| The exercise |
Give only the number of lines below that contain the string "title". Case counts.

Data entries

____________________

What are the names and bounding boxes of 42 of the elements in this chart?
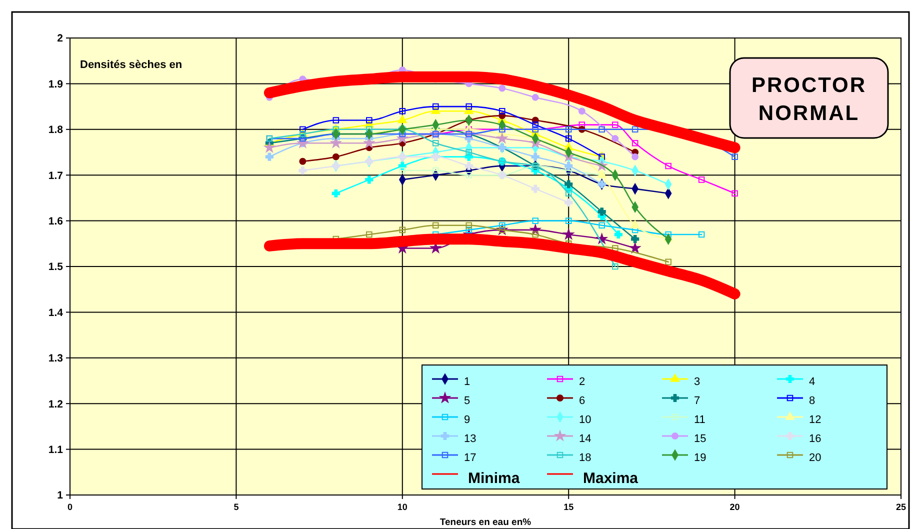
legend-label: 7	[694, 395, 700, 408]
legend-label: 16	[809, 433, 822, 446]
x-tick-label: 5	[234, 502, 239, 512]
y-tick-label: 1.1	[48, 444, 64, 456]
legend-label: Maxima	[583, 470, 639, 487]
legend-label: 10	[579, 414, 592, 426]
y-tick-label: 1.9	[48, 78, 64, 90]
legend-label: 13	[464, 433, 476, 446]
legend-label: 5	[464, 395, 470, 408]
x-tick-label: 15	[564, 502, 574, 512]
legend-label: 18	[579, 452, 592, 464]
y-axis-title: Densités sèches en	[80, 59, 182, 71]
legend-label: 6	[579, 395, 586, 408]
y-tick-label: 1	[57, 490, 64, 502]
x-axis-title: Teneurs en eau en%	[440, 517, 532, 528]
legend-label: 14	[579, 433, 592, 446]
y-tick-label: 1.5	[48, 261, 64, 274]
legend-label: 2	[579, 376, 586, 388]
legend-label: 17	[464, 452, 476, 464]
legend-label: 1	[464, 376, 470, 388]
legend-label: 8	[809, 395, 816, 408]
y-tick-label: 1.2	[48, 398, 64, 410]
x-tick-label: 10	[397, 502, 408, 512]
y-tick-label: 1.4	[48, 306, 64, 319]
legend-label: 12	[809, 414, 822, 426]
legend-label: 4	[809, 376, 816, 388]
x-tick-label: 0	[67, 502, 73, 512]
y-tick-label: 1.3	[48, 352, 64, 365]
legend-label: 11	[694, 414, 706, 426]
y-tick-label: 1.6	[48, 215, 64, 228]
x-tick-label: 25	[896, 502, 906, 512]
legend-label: 19	[694, 452, 706, 464]
y-tick-label: 1.8	[48, 124, 64, 136]
legend-label: 3	[694, 376, 700, 388]
legend-label: 9	[464, 414, 470, 426]
legend-label: Minima	[468, 470, 520, 487]
legend-label: 15	[694, 433, 706, 446]
y-tick-label: 2	[57, 32, 64, 45]
annotation: PROCTOR NORMAL	[751, 74, 867, 125]
x-tick-label: 20	[730, 502, 740, 512]
y-tick-label: 1.7	[48, 170, 64, 182]
legend-label: 20	[809, 452, 822, 464]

____________________

| Task output |
2